REQUEST: Report the number of lines that include "смородины", with no additional text.

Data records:
....................

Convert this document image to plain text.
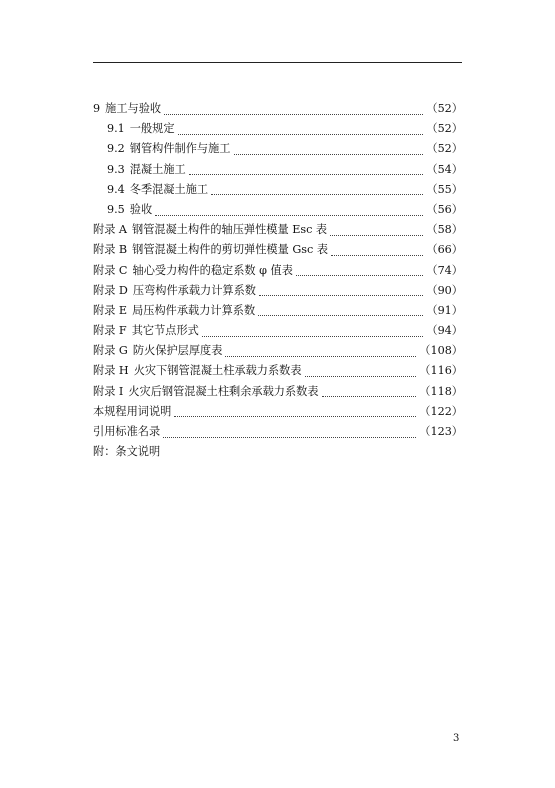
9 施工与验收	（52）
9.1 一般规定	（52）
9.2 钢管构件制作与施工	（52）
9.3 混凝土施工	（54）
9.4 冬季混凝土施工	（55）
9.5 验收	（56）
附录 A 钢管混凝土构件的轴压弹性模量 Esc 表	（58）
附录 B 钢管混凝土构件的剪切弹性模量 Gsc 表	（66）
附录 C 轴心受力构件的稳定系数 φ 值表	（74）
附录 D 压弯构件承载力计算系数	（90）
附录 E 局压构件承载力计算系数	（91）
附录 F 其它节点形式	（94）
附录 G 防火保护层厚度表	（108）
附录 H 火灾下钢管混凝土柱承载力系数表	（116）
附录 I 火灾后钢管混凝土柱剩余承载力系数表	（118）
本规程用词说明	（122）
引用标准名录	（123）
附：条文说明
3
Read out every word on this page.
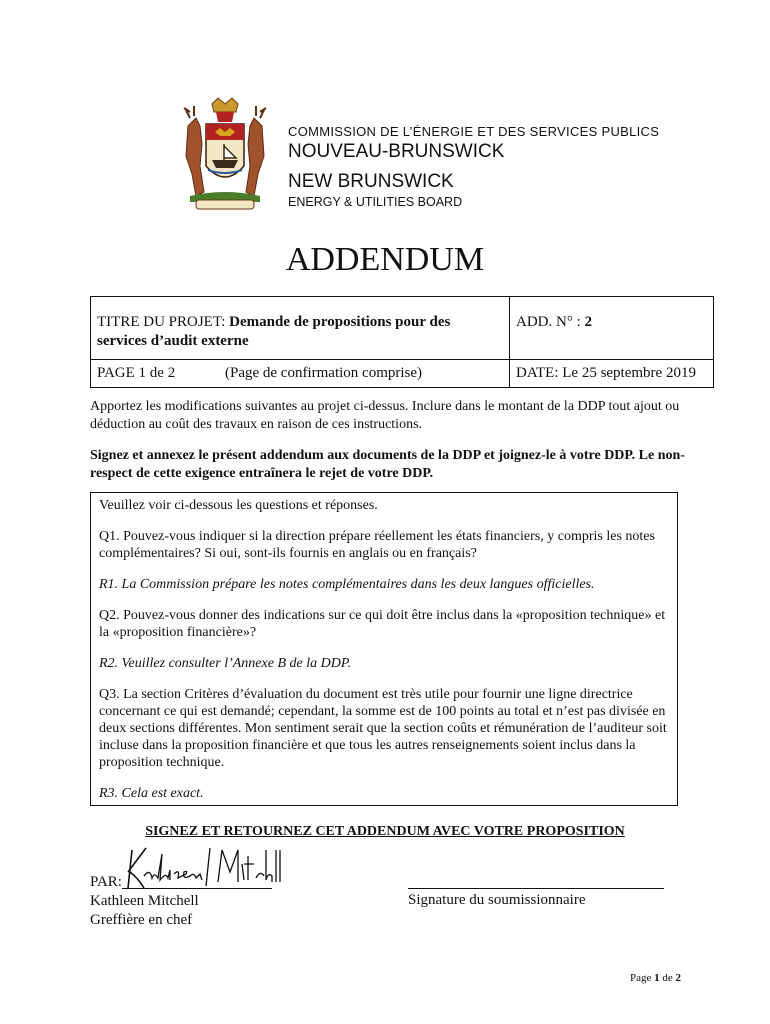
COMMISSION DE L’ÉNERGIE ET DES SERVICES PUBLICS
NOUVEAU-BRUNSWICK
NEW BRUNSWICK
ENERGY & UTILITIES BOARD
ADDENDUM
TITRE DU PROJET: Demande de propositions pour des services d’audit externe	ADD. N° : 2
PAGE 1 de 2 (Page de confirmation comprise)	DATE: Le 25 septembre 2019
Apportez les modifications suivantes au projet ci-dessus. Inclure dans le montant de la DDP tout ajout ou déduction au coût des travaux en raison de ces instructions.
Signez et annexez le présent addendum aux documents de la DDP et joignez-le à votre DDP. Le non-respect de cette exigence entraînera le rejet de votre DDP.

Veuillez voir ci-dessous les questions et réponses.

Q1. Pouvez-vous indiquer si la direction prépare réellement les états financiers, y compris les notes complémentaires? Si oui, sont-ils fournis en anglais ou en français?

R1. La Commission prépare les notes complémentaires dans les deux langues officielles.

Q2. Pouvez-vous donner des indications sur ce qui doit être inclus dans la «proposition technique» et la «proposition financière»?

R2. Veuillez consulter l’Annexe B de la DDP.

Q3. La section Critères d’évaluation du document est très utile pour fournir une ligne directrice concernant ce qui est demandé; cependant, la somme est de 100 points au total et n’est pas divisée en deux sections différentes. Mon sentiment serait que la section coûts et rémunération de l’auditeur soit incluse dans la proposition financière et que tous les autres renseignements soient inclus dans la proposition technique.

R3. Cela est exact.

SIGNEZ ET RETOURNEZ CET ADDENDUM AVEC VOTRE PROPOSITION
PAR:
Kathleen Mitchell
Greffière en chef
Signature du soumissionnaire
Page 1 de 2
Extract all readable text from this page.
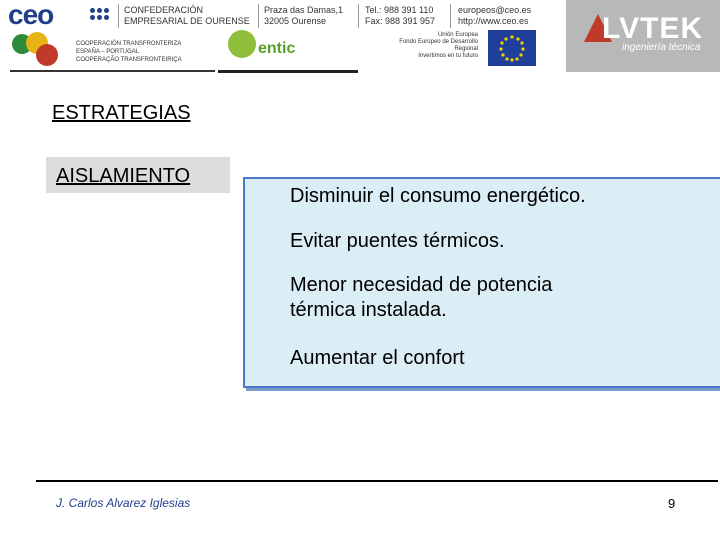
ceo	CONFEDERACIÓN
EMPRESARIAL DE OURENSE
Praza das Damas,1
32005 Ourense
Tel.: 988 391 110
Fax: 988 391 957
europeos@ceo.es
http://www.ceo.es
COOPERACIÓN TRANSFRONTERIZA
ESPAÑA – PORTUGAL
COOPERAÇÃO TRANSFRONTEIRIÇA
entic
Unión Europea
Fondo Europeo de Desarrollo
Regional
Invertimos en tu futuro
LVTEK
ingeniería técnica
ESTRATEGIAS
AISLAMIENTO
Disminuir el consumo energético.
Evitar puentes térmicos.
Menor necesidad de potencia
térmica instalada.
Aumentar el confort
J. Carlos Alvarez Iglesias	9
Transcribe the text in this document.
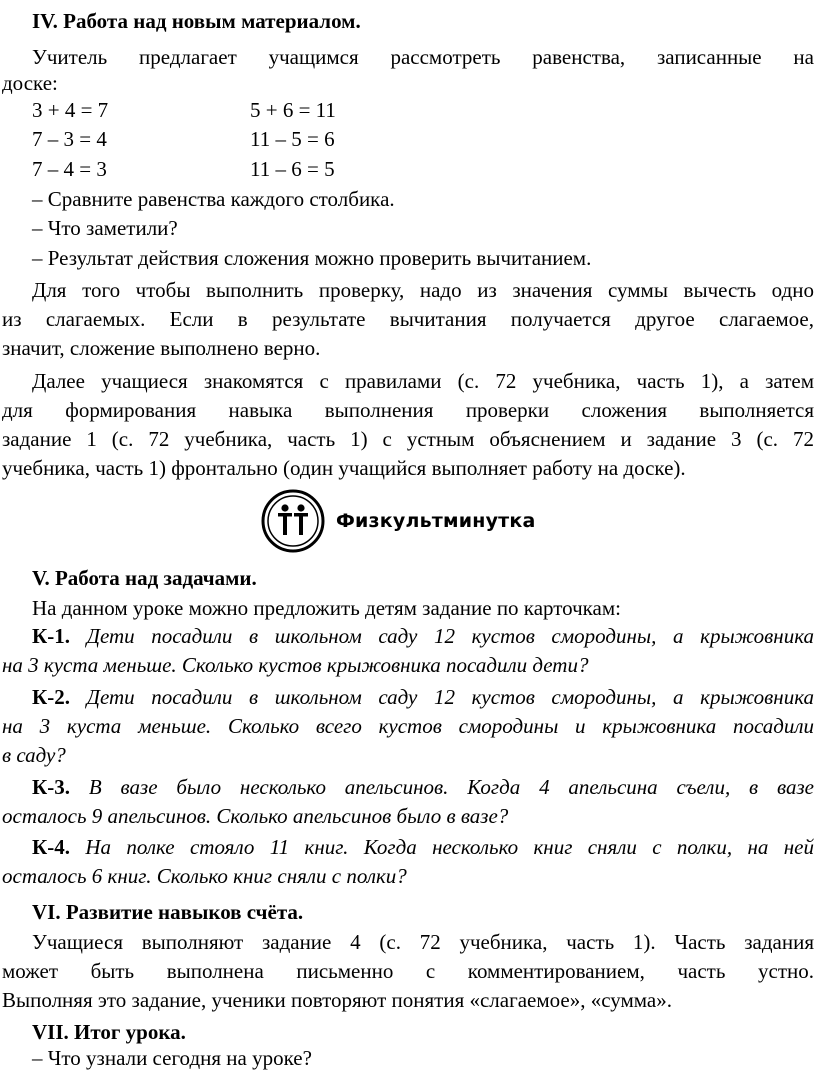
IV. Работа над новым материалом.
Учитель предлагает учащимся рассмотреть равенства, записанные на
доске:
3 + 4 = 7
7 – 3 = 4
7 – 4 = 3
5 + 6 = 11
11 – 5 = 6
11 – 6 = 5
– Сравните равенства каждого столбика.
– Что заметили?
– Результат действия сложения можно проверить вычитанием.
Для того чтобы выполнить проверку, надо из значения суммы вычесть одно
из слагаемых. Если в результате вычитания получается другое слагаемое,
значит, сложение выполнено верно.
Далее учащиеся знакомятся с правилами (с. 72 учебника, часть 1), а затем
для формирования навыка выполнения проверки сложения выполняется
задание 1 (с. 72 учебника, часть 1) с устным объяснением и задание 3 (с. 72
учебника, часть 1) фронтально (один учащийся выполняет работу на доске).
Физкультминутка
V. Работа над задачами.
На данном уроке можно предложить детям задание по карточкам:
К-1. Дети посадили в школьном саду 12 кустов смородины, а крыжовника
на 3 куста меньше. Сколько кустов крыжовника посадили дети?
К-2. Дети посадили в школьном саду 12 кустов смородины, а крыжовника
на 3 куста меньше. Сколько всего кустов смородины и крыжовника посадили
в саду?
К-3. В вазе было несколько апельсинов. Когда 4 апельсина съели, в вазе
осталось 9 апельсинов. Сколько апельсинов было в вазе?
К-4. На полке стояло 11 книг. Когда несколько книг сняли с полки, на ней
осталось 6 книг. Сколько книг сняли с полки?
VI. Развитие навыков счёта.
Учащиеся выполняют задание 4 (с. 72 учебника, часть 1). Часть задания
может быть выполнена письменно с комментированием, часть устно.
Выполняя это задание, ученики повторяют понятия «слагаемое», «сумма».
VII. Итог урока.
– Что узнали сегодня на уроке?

....................

ANSWER TO THIS TASK: 3